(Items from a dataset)
↓

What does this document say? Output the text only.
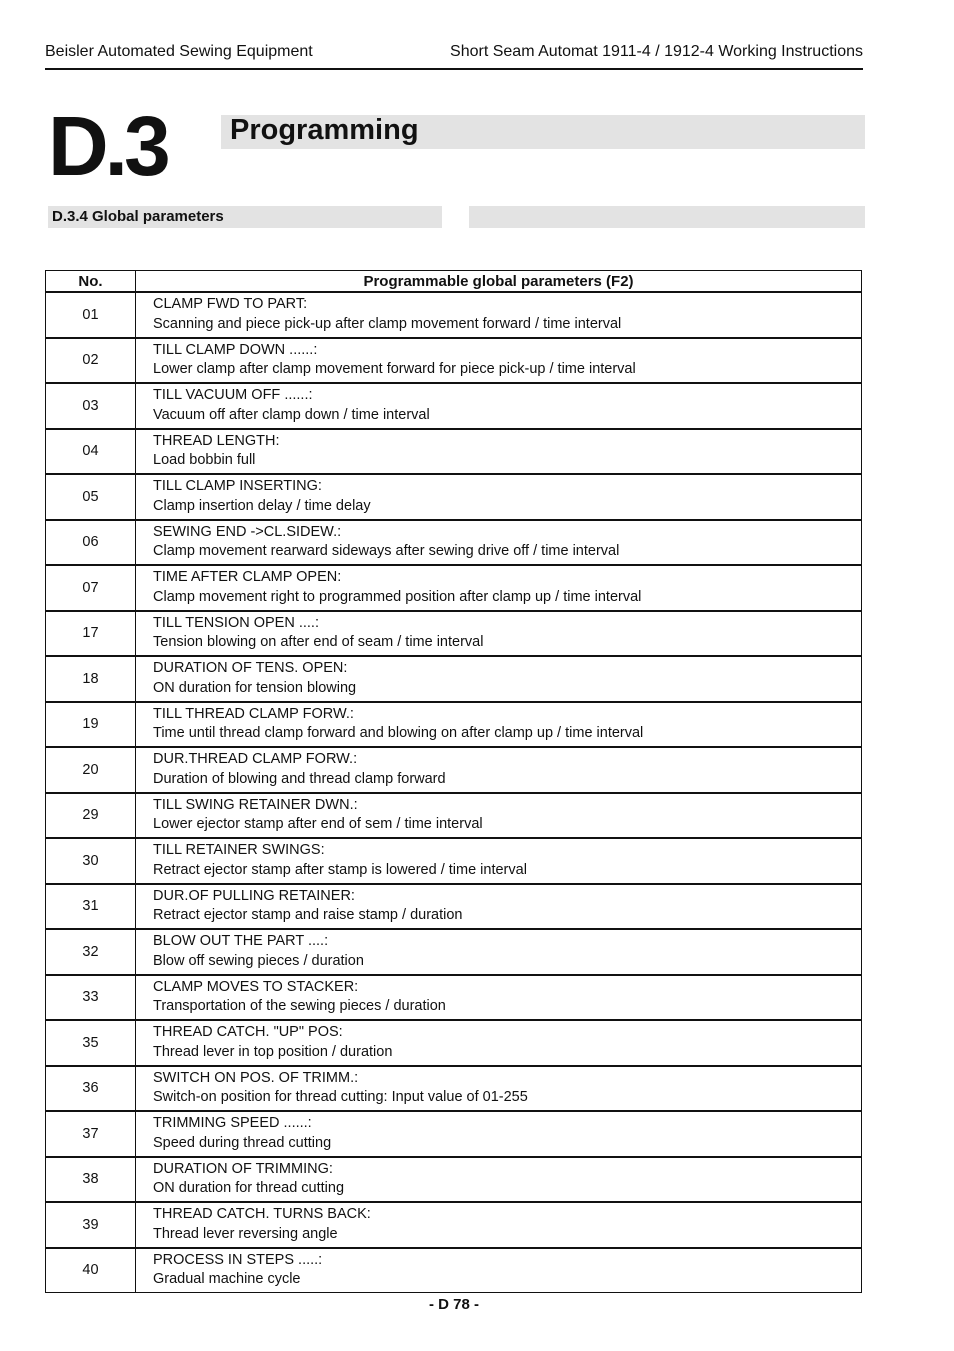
Beisler Automated Sewing Equipment	Short Seam Automat 1911-4 / 1912-4 Working Instructions
D.3 Programming
D.3.4 Global parameters
No.	Programmable global parameters (F2)
01	CLAMP FWD TO PART:
Scanning and piece pick-up after clamp movement forward / time interval

02	TILL CLAMP DOWN ......:
Lower clamp after clamp movement forward for piece pick-up / time interval

03	TILL VACUUM OFF ......:
Vacuum off after clamp down / time interval

04	THREAD LENGTH:
Load bobbin full

05	TILL CLAMP INSERTING:
Clamp insertion delay / time delay

06	SEWING END ->CL.SIDEW.:
Clamp movement rearward sideways after sewing drive off / time interval

07	TIME AFTER CLAMP OPEN:
Clamp movement right to programmed position after clamp up / time interval

17	TILL TENSION OPEN ....:
Tension blowing on after end of seam / time interval

18	DURATION OF TENS. OPEN:
ON duration for tension blowing

19	TILL THREAD CLAMP FORW.:
Time until thread clamp forward and blowing on after clamp up / time interval

20	DUR.THREAD CLAMP FORW.:
Duration of blowing and thread clamp forward

29	TILL SWING RETAINER DWN.:
Lower ejector stamp after end of sem / time interval

30	TILL RETAINER SWINGS:
Retract ejector stamp after stamp is lowered / time interval

31	DUR.OF PULLING RETAINER:
Retract ejector stamp and raise stamp / duration

32	BLOW OUT THE PART ....:
Blow off sewing pieces / duration

33	CLAMP MOVES TO STACKER:
Transportation of the sewing pieces / duration

35	THREAD CATCH. "UP" POS:
Thread lever in top position / duration

36	SWITCH ON POS. OF TRIMM.:
Switch-on position for thread cutting: Input value of 01-255

37	TRIMMING SPEED ......:
Speed during thread cutting

38	DURATION OF TRIMMING:
ON duration for thread cutting

39	THREAD CATCH. TURNS BACK:
Thread lever reversing angle

40	PROCESS IN STEPS .....:
Gradual machine cycle
- D 78 -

↑

#### [Written request]
Leave out the pictures and retype every line above exactly.

#### [Exercise result]
What does this document say? Output the text only.
Beisler Automated Sewing Equipment	Short Seam Automat 1911-4 / 1912-4 Working Instructions
D.3 Programming
D.3.4 Global parameters
No.	Programmable global parameters (F2)
01	CLAMP FWD TO PART:
Scanning and piece pick-up after clamp movement forward / time interval

02	TILL CLAMP DOWN ......:
Lower clamp after clamp movement forward for piece pick-up / time interval

03	TILL VACUUM OFF ......:
Vacuum off after clamp down / time interval

04	THREAD LENGTH:
Load bobbin full

05	TILL CLAMP INSERTING:
Clamp insertion delay / time delay

06	SEWING END ->CL.SIDEW.:
Clamp movement rearward sideways after sewing drive off / time interval

07	TIME AFTER CLAMP OPEN:
Clamp movement right to programmed position after clamp up / time interval

17	TILL TENSION OPEN ....:
Tension blowing on after end of seam / time interval

18	DURATION OF TENS. OPEN:
ON duration for tension blowing

19	TILL THREAD CLAMP FORW.:
Time until thread clamp forward and blowing on after clamp up / time interval

20	DUR.THREAD CLAMP FORW.:
Duration of blowing and thread clamp forward

29	TILL SWING RETAINER DWN.:
Lower ejector stamp after end of sem / time interval

30	TILL RETAINER SWINGS:
Retract ejector stamp after stamp is lowered / time interval

31	DUR.OF PULLING RETAINER:
Retract ejector stamp and raise stamp / duration

32	BLOW OUT THE PART ....:
Blow off sewing pieces / duration

33	CLAMP MOVES TO STACKER:
Transportation of the sewing pieces / duration

35	THREAD CATCH. "UP" POS:
Thread lever in top position / duration

36	SWITCH ON POS. OF TRIMM.:
Switch-on position for thread cutting: Input value of 01-255

37	TRIMMING SPEED ......:
Speed during thread cutting

38	DURATION OF TRIMMING:
ON duration for thread cutting

39	THREAD CATCH. TURNS BACK:
Thread lever reversing angle

40	PROCESS IN STEPS .....:
Gradual machine cycle
- D 78 -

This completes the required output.